* BEGIN AVAILABLE DATA *

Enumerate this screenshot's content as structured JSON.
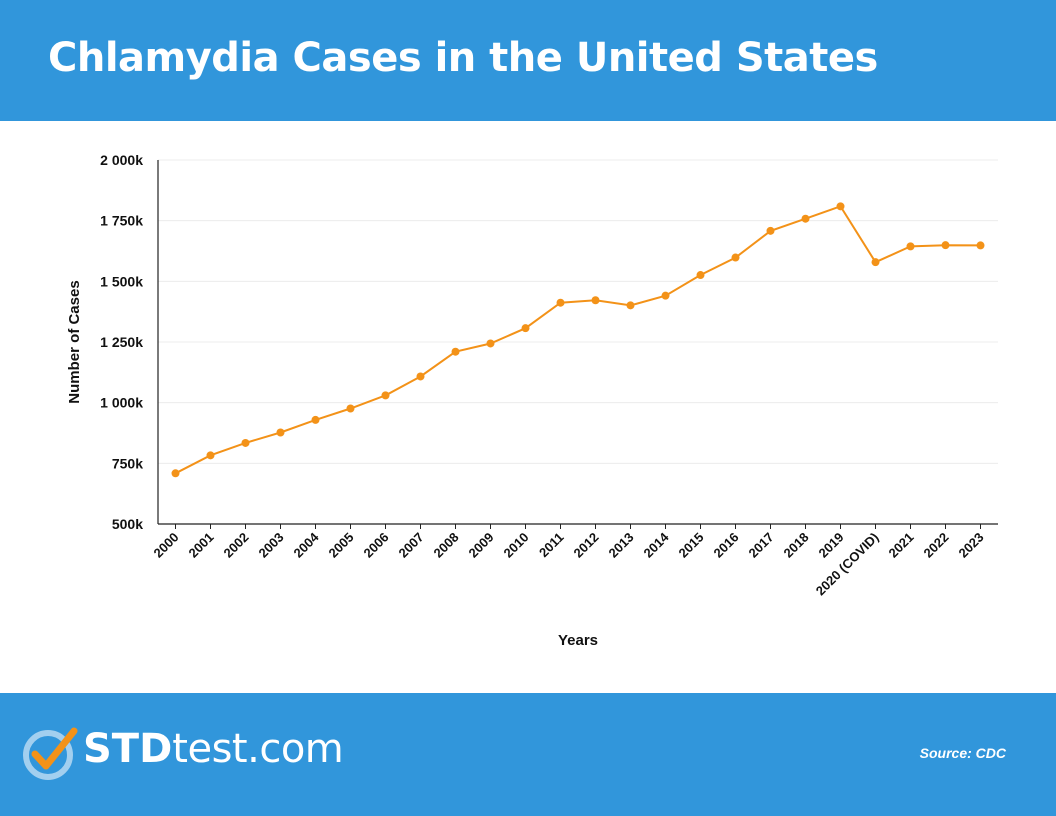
{
  "header": {
    "title": "Chlamydia Cases in the United States"
  },
  "footer": {
    "logo_bold": "STD",
    "logo_light": "test.com",
    "source": "Source:  CDC"
  },
  "colors": {
    "brand_blue": "#3196db",
    "line": "#f39218"
  },
  "chart_data": {
    "type": "line",
    "title": "Chlamydia Cases in the United States",
    "xlabel": "Years",
    "ylabel": "Number of Cases",
    "categories": [
      "2000",
      "2001",
      "2002",
      "2003",
      "2004",
      "2005",
      "2006",
      "2007",
      "2008",
      "2009",
      "2010",
      "2011",
      "2012",
      "2013",
      "2014",
      "2015",
      "2016",
      "2017",
      "2018",
      "2019",
      "2020 (COVID)",
      "2021",
      "2022",
      "2023"
    ],
    "series": [
      {
        "values": [
          709,
          783,
          834,
          877,
          929,
          976,
          1030,
          1108,
          1210,
          1244,
          1307,
          1412,
          1422,
          1401,
          1441,
          1526,
          1598,
          1708,
          1758,
          1809,
          1579,
          1644,
          1649,
          1648
        ]
      }
    ],
    "ylim": [
      500,
      2000
    ],
    "y_ticks": [
      500,
      750,
      1000,
      1250,
      1500,
      1750,
      2000
    ],
    "y_tick_labels": [
      "500k",
      "750k",
      "1 000k",
      "1 250k",
      "1 500k",
      "1 750k",
      "2 000k"
    ],
    "grid": true,
    "legend": "none"
  }
}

* END AVAILABLE DATA *

EXERCISE PROMPT: Can you retype every record above exactly, leaving out the pictures?

RESPONSE FOR THIS EXERCISE:
Enumerate this screenshot's content as structured JSON.
{
  "header": {
    "title": "Chlamydia Cases in the United States"
  },
  "footer": {
    "logo_bold": "STD",
    "logo_light": "test.com",
    "source": "Source:  CDC"
  },
  "colors": {
    "brand_blue": "#3196db",
    "line": "#f39218"
  },
  "chart_data": {
    "type": "line",
    "title": "Chlamydia Cases in the United States",
    "xlabel": "Years",
    "ylabel": "Number of Cases",
    "categories": [
      "2000",
      "2001",
      "2002",
      "2003",
      "2004",
      "2005",
      "2006",
      "2007",
      "2008",
      "2009",
      "2010",
      "2011",
      "2012",
      "2013",
      "2014",
      "2015",
      "2016",
      "2017",
      "2018",
      "2019",
      "2020 (COVID)",
      "2021",
      "2022",
      "2023"
    ],
    "series": [
      {
        "values": [
          709,
          783,
          834,
          877,
          929,
          976,
          1030,
          1108,
          1210,
          1244,
          1307,
          1412,
          1422,
          1401,
          1441,
          1526,
          1598,
          1708,
          1758,
          1809,
          1579,
          1644,
          1649,
          1648
        ]
      }
    ],
    "ylim": [
      500,
      2000
    ],
    "y_ticks": [
      500,
      750,
      1000,
      1250,
      1500,
      1750,
      2000
    ],
    "y_tick_labels": [
      "500k",
      "750k",
      "1 000k",
      "1 250k",
      "1 500k",
      "1 750k",
      "2 000k"
    ],
    "grid": true,
    "legend": "none"
  }
}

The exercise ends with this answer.